**Aim of the exercise**
Output the material beneath exactly, leaving nothing out.

(Collected data)
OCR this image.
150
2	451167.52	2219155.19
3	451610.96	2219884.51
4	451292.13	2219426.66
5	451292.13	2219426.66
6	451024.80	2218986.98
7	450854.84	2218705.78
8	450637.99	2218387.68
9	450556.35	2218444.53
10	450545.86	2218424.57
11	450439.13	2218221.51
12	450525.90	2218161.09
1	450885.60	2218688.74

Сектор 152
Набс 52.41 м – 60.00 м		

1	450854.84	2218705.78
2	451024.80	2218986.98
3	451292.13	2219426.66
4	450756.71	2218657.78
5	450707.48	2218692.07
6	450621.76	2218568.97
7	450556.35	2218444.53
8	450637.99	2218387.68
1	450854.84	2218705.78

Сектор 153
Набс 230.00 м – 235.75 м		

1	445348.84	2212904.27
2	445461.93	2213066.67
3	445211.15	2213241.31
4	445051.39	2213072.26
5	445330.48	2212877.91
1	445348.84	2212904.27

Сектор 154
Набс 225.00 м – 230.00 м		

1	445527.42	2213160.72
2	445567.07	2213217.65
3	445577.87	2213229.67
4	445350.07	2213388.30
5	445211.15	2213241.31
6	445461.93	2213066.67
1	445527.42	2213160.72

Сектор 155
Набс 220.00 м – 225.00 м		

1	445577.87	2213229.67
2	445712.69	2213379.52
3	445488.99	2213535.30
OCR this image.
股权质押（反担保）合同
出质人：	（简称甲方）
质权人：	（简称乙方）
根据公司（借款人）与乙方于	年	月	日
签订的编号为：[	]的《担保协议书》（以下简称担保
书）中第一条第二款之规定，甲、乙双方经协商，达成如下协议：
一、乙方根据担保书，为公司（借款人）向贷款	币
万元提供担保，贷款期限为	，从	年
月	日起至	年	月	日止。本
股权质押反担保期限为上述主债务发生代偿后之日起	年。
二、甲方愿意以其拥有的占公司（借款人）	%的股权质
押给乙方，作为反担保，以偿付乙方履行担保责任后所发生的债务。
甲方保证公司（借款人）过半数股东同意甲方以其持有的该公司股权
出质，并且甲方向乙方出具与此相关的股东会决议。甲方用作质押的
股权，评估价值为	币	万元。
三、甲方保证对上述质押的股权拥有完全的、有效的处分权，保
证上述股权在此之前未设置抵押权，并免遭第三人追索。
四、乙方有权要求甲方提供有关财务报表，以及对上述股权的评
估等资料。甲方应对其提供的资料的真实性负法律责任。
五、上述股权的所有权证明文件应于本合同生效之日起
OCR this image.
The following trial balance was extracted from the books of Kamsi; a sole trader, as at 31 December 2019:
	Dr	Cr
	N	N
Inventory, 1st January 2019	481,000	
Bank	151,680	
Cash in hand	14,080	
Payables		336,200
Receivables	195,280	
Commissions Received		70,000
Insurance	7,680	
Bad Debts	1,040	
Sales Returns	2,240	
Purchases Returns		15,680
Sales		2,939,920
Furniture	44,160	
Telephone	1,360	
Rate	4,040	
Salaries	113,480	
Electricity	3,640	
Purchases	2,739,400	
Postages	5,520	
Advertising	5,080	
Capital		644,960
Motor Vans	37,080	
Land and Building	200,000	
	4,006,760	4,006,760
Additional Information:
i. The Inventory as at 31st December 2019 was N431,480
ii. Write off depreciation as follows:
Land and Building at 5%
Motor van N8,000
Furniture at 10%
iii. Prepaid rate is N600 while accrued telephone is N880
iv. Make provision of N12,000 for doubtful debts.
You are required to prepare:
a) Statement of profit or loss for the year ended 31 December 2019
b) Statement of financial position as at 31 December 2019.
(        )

**Result of the task**
OCR this image.
150
2	451167.52	2219155.19
3	451610.96	2219884.51
4	451292.13	2219426.66
5	451292.13	2219426.66
6	451024.80	2218986.98
7	450854.84	2218705.78
8	450637.99	2218387.68
9	450556.35	2218444.53
10	450545.86	2218424.57
11	450439.13	2218221.51
12	450525.90	2218161.09
1	450885.60	2218688.74

Сектор 152
Набс 52.41 м – 60.00 м		

1	450854.84	2218705.78
2	451024.80	2218986.98
3	451292.13	2219426.66
4	450756.71	2218657.78
5	450707.48	2218692.07
6	450621.76	2218568.97
7	450556.35	2218444.53
8	450637.99	2218387.68
1	450854.84	2218705.78

Сектор 153
Набс 230.00 м – 235.75 м		

1	445348.84	2212904.27
2	445461.93	2213066.67
3	445211.15	2213241.31
4	445051.39	2213072.26
5	445330.48	2212877.91
1	445348.84	2212904.27

Сектор 154
Набс 225.00 м – 230.00 м		

1	445527.42	2213160.72
2	445567.07	2213217.65
3	445577.87	2213229.67
4	445350.07	2213388.30
5	445211.15	2213241.31
6	445461.93	2213066.67
1	445527.42	2213160.72

Сектор 155
Набс 220.00 м – 225.00 м		

1	445577.87	2213229.67
2	445712.69	2213379.52
3	445488.99	2213535.30
OCR this image.
股权质押（反担保）合同
出质人：	（简称甲方）
质权人：	（简称乙方）
根据公司（借款人）与乙方于	年	月	日
签订的编号为：[	]的《担保协议书》（以下简称担保
书）中第一条第二款之规定，甲、乙双方经协商，达成如下协议：
一、乙方根据担保书，为公司（借款人）向贷款	币
万元提供担保，贷款期限为	，从	年
月	日起至	年	月	日止。本
股权质押反担保期限为上述主债务发生代偿后之日起	年。
二、甲方愿意以其拥有的占公司（借款人）	%的股权质
押给乙方，作为反担保，以偿付乙方履行担保责任后所发生的债务。
甲方保证公司（借款人）过半数股东同意甲方以其持有的该公司股权
出质，并且甲方向乙方出具与此相关的股东会决议。甲方用作质押的
股权，评估价值为	币	万元。
三、甲方保证对上述质押的股权拥有完全的、有效的处分权，保
证上述股权在此之前未设置抵押权，并免遭第三人追索。
四、乙方有权要求甲方提供有关财务报表，以及对上述股权的评
估等资料。甲方应对其提供的资料的真实性负法律责任。
五、上述股权的所有权证明文件应于本合同生效之日起
OCR this image.
The following trial balance was extracted from the books of Kamsi; a sole trader, as at 31 December 2019:
	Dr	Cr
	N	N
Inventory, 1st January 2019	481,000	
Bank	151,680	
Cash in hand	14,080	
Payables		336,200
Receivables	195,280	
Commissions Received		70,000
Insurance	7,680	
Bad Debts	1,040	
Sales Returns	2,240	
Purchases Returns		15,680
Sales		2,939,920
Furniture	44,160	
Telephone	1,360	
Rate	4,040	
Salaries	113,480	
Electricity	3,640	
Purchases	2,739,400	
Postages	5,520	
Advertising	5,080	
Capital		644,960
Motor Vans	37,080	
Land and Building	200,000	
	4,006,760	4,006,760
Additional Information:
i. The Inventory as at 31st December 2019 was N431,480
ii. Write off depreciation as follows:
Land and Building at 5%
Motor van N8,000
Furniture at 10%
iii. Prepaid rate is N600 while accrued telephone is N880
iv. Make provision of N12,000 for doubtful debts.
You are required to prepare:
a) Statement of profit or loss for the year ended 31 December 2019
b) Statement of financial position as at 31 December 2019.
(        )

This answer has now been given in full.